» **Set exercise**
The required output consists solely of the lines from the line containing "Read all visible content and emit it as JSON." through the end of the records, copied exactly.

» **Material to process**
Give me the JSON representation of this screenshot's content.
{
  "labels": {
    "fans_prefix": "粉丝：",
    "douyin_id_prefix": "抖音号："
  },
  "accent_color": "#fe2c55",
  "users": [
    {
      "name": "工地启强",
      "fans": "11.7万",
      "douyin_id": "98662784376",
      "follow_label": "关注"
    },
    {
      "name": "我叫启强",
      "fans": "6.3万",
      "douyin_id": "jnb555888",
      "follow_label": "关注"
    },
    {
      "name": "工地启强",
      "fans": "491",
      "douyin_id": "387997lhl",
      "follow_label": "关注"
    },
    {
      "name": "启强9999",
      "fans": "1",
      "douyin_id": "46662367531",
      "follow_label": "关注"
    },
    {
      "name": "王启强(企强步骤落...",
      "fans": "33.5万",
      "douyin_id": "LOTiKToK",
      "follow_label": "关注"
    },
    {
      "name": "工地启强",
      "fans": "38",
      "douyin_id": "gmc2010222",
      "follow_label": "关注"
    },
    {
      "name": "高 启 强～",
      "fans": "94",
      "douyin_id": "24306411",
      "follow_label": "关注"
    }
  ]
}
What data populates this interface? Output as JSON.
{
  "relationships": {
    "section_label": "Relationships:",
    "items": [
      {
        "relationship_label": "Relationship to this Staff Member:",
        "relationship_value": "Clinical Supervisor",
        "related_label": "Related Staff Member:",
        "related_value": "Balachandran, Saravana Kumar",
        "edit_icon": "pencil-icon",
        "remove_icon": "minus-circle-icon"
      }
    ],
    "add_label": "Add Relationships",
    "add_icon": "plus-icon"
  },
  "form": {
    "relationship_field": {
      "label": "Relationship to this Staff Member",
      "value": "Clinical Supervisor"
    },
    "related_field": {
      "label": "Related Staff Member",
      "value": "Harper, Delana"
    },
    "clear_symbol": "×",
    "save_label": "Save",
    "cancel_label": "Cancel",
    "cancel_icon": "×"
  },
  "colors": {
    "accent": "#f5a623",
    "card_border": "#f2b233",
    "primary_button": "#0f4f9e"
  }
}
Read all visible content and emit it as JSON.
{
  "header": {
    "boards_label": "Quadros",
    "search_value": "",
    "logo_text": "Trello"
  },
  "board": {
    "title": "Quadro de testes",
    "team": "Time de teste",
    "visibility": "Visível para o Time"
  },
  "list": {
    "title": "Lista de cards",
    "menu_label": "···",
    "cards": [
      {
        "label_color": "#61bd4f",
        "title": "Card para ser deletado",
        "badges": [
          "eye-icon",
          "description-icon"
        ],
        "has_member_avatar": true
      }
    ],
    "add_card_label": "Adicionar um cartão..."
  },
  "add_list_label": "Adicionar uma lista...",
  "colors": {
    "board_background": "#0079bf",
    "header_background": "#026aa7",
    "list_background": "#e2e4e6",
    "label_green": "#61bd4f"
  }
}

» **Problem solution**
Read all visible content and emit it as JSON.
{
  "header": {
    "boards_label": "Quadros",
    "search_value": "",
    "logo_text": "Trello"
  },
  "board": {
    "title": "Quadro de testes",
    "team": "Time de teste",
    "visibility": "Visível para o Time"
  },
  "list": {
    "title": "Lista de cards",
    "menu_label": "···",
    "cards": [
      {
        "label_color": "#61bd4f",
        "title": "Card para ser deletado",
        "badges": [
          "eye-icon",
          "description-icon"
        ],
        "has_member_avatar": true
      }
    ],
    "add_card_label": "Adicionar um cartão..."
  },
  "add_list_label": "Adicionar uma lista...",
  "colors": {
    "board_background": "#0079bf",
    "header_background": "#026aa7",
    "list_background": "#e2e4e6",
    "label_green": "#61bd4f"
  }
}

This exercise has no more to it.